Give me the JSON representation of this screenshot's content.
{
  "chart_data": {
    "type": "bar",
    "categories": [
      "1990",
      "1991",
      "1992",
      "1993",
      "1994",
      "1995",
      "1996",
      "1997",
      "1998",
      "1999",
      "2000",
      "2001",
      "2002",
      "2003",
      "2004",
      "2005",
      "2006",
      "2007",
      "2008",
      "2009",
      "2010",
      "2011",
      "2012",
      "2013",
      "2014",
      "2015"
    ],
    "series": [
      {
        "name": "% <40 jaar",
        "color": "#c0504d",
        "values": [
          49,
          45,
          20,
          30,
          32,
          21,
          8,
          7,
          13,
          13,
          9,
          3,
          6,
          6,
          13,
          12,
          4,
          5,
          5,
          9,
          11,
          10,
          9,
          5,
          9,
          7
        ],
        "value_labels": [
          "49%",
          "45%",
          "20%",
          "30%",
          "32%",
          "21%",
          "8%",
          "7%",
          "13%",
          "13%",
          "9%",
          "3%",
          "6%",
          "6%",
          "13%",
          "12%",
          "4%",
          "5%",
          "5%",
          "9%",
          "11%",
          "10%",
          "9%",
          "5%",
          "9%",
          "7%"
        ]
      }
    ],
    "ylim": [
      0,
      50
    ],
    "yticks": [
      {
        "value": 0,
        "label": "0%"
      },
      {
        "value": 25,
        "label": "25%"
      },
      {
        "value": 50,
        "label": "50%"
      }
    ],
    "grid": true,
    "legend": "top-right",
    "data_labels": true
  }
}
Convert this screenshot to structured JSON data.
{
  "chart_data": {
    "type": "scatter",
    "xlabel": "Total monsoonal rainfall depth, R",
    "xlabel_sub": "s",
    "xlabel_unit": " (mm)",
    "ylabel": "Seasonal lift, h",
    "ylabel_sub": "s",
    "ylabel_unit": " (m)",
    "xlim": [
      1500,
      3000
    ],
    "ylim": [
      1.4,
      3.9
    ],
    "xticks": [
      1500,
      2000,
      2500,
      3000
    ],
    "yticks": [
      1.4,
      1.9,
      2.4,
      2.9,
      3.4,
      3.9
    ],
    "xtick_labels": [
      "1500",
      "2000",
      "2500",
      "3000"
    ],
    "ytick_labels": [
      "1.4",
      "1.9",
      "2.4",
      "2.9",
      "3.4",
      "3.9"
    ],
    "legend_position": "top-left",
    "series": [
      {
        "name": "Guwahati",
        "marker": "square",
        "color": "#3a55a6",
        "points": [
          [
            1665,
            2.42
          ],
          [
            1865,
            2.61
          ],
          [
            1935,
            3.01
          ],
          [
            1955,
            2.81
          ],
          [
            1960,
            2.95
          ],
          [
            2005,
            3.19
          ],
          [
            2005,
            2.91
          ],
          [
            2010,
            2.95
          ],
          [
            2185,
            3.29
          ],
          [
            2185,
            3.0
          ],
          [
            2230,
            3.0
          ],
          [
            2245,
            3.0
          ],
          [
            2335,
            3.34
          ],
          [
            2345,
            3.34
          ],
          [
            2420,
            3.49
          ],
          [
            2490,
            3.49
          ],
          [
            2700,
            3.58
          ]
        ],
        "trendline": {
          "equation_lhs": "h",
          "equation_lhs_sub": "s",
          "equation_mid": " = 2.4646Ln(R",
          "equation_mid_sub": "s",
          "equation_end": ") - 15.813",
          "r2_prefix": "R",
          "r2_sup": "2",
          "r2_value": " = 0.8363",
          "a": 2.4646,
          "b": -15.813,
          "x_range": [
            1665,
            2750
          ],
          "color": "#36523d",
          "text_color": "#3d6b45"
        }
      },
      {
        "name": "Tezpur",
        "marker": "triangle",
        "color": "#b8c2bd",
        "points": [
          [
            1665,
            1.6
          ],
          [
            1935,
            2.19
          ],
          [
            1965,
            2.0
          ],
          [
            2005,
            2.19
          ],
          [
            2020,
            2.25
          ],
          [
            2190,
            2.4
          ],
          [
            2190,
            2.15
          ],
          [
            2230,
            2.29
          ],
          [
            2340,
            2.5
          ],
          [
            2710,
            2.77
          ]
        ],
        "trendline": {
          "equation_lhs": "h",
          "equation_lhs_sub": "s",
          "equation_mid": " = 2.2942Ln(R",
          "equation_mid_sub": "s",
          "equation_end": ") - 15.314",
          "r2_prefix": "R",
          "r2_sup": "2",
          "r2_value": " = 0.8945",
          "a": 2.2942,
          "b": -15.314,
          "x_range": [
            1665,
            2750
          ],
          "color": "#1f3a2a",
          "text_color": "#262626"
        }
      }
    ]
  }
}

PROBLEM: Please copy out each record, character for character.

WRITTEN SOLUTION:
Give me the JSON representation of this screenshot's content.
{
  "chart_data": {
    "type": "bar",
    "categories": [
      "1990",
      "1991",
      "1992",
      "1993",
      "1994",
      "1995",
      "1996",
      "1997",
      "1998",
      "1999",
      "2000",
      "2001",
      "2002",
      "2003",
      "2004",
      "2005",
      "2006",
      "2007",
      "2008",
      "2009",
      "2010",
      "2011",
      "2012",
      "2013",
      "2014",
      "2015"
    ],
    "series": [
      {
        "name": "% <40 jaar",
        "color": "#c0504d",
        "values": [
          49,
          45,
          20,
          30,
          32,
          21,
          8,
          7,
          13,
          13,
          9,
          3,
          6,
          6,
          13,
          12,
          4,
          5,
          5,
          9,
          11,
          10,
          9,
          5,
          9,
          7
        ],
        "value_labels": [
          "49%",
          "45%",
          "20%",
          "30%",
          "32%",
          "21%",
          "8%",
          "7%",
          "13%",
          "13%",
          "9%",
          "3%",
          "6%",
          "6%",
          "13%",
          "12%",
          "4%",
          "5%",
          "5%",
          "9%",
          "11%",
          "10%",
          "9%",
          "5%",
          "9%",
          "7%"
        ]
      }
    ],
    "ylim": [
      0,
      50
    ],
    "yticks": [
      {
        "value": 0,
        "label": "0%"
      },
      {
        "value": 25,
        "label": "25%"
      },
      {
        "value": 50,
        "label": "50%"
      }
    ],
    "grid": true,
    "legend": "top-right",
    "data_labels": true
  }
}
Convert this screenshot to structured JSON data.
{
  "chart_data": {
    "type": "scatter",
    "xlabel": "Total monsoonal rainfall depth, R",
    "xlabel_sub": "s",
    "xlabel_unit": " (mm)",
    "ylabel": "Seasonal lift, h",
    "ylabel_sub": "s",
    "ylabel_unit": " (m)",
    "xlim": [
      1500,
      3000
    ],
    "ylim": [
      1.4,
      3.9
    ],
    "xticks": [
      1500,
      2000,
      2500,
      3000
    ],
    "yticks": [
      1.4,
      1.9,
      2.4,
      2.9,
      3.4,
      3.9
    ],
    "xtick_labels": [
      "1500",
      "2000",
      "2500",
      "3000"
    ],
    "ytick_labels": [
      "1.4",
      "1.9",
      "2.4",
      "2.9",
      "3.4",
      "3.9"
    ],
    "legend_position": "top-left",
    "series": [
      {
        "name": "Guwahati",
        "marker": "square",
        "color": "#3a55a6",
        "points": [
          [
            1665,
            2.42
          ],
          [
            1865,
            2.61
          ],
          [
            1935,
            3.01
          ],
          [
            1955,
            2.81
          ],
          [
            1960,
            2.95
          ],
          [
            2005,
            3.19
          ],
          [
            2005,
            2.91
          ],
          [
            2010,
            2.95
          ],
          [
            2185,
            3.29
          ],
          [
            2185,
            3.0
          ],
          [
            2230,
            3.0
          ],
          [
            2245,
            3.0
          ],
          [
            2335,
            3.34
          ],
          [
            2345,
            3.34
          ],
          [
            2420,
            3.49
          ],
          [
            2490,
            3.49
          ],
          [
            2700,
            3.58
          ]
        ],
        "trendline": {
          "equation_lhs": "h",
          "equation_lhs_sub": "s",
          "equation_mid": " = 2.4646Ln(R",
          "equation_mid_sub": "s",
          "equation_end": ") - 15.813",
          "r2_prefix": "R",
          "r2_sup": "2",
          "r2_value": " = 0.8363",
          "a": 2.4646,
          "b": -15.813,
          "x_range": [
            1665,
            2750
          ],
          "color": "#36523d",
          "text_color": "#3d6b45"
        }
      },
      {
        "name": "Tezpur",
        "marker": "triangle",
        "color": "#b8c2bd",
        "points": [
          [
            1665,
            1.6
          ],
          [
            1935,
            2.19
          ],
          [
            1965,
            2.0
          ],
          [
            2005,
            2.19
          ],
          [
            2020,
            2.25
          ],
          [
            2190,
            2.4
          ],
          [
            2190,
            2.15
          ],
          [
            2230,
            2.29
          ],
          [
            2340,
            2.5
          ],
          [
            2710,
            2.77
          ]
        ],
        "trendline": {
          "equation_lhs": "h",
          "equation_lhs_sub": "s",
          "equation_mid": " = 2.2942Ln(R",
          "equation_mid_sub": "s",
          "equation_end": ") - 15.314",
          "r2_prefix": "R",
          "r2_sup": "2",
          "r2_value": " = 0.8945",
          "a": 2.2942,
          "b": -15.314,
          "x_range": [
            1665,
            2750
          ],
          "color": "#1f3a2a",
          "text_color": "#262626"
        }
      }
    ]
  }
}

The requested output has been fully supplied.